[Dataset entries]
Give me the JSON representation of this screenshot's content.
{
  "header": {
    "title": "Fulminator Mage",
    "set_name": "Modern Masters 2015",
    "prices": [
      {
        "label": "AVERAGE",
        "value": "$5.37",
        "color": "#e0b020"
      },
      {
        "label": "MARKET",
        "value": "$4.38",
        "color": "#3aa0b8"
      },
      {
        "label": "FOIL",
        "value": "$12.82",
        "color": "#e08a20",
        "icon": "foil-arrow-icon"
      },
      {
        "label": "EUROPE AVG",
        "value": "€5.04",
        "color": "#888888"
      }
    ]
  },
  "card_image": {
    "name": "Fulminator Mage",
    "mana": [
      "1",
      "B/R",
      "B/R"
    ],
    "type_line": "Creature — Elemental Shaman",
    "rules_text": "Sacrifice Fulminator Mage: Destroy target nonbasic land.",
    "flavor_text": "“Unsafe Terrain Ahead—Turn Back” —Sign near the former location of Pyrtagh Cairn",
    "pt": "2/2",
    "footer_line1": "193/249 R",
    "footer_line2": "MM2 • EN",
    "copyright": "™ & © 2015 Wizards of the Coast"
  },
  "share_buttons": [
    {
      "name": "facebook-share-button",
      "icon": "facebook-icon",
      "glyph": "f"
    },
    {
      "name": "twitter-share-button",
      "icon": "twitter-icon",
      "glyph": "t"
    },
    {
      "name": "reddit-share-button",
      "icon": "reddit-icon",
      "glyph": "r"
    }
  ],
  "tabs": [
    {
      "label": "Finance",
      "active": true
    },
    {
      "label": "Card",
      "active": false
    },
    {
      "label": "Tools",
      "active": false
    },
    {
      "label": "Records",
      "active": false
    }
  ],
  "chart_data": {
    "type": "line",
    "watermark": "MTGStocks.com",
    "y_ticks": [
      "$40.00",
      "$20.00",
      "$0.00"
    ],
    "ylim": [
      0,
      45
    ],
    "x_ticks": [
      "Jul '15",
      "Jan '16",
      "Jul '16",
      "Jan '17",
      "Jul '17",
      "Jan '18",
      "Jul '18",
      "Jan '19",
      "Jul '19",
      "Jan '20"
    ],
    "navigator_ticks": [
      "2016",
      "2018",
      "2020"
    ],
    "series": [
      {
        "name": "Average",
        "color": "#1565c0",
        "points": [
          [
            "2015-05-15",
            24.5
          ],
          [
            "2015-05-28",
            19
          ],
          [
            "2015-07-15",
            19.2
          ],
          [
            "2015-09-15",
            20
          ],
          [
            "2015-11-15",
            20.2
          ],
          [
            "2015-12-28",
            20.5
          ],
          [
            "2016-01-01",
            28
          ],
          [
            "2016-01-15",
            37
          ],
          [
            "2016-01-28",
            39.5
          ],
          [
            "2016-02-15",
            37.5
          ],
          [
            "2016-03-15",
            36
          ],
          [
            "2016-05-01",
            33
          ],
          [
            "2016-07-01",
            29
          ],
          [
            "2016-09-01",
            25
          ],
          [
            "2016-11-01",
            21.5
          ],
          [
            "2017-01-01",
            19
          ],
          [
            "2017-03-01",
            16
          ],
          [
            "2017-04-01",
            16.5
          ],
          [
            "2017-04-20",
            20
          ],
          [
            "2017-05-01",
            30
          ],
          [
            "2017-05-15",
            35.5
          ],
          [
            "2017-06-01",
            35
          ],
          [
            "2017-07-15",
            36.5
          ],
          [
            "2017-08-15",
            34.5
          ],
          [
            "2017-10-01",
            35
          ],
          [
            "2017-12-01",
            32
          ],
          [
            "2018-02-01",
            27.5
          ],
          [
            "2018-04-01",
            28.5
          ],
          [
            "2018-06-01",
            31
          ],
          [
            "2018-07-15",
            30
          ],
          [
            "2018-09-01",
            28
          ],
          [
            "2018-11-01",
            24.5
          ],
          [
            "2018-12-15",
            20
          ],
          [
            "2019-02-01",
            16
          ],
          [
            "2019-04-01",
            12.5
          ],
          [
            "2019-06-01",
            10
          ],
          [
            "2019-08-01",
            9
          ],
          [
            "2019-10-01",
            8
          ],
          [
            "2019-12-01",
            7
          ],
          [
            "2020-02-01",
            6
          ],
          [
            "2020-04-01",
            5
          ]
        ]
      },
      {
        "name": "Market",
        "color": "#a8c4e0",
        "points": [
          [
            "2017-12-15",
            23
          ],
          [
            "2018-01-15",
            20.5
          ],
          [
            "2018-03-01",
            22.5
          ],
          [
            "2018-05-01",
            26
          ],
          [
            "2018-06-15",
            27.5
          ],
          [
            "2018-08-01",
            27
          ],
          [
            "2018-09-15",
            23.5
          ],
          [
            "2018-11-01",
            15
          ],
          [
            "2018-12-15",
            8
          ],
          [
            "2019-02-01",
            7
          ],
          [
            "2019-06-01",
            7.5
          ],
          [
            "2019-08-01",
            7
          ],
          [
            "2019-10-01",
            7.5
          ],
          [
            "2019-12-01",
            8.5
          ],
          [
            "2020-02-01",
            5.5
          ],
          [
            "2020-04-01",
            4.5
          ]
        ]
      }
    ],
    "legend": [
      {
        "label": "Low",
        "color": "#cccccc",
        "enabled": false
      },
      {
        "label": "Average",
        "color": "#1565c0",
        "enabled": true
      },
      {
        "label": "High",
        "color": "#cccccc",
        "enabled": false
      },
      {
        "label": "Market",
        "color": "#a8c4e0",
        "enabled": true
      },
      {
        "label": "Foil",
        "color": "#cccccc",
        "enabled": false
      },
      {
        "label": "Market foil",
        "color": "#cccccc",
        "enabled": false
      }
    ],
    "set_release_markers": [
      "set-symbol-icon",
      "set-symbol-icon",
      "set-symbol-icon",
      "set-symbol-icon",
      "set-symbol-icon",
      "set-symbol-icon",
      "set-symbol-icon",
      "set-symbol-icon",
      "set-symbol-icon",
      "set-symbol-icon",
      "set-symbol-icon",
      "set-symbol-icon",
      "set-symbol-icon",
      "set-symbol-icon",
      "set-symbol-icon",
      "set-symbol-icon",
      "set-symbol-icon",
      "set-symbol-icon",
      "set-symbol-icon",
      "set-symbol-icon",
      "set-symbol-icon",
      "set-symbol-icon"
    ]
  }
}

▶ REQUIRED WORK: Across the entries, how many lines hold the word "reddit"? Say only the number.

▶ TASK RESPONSE: 2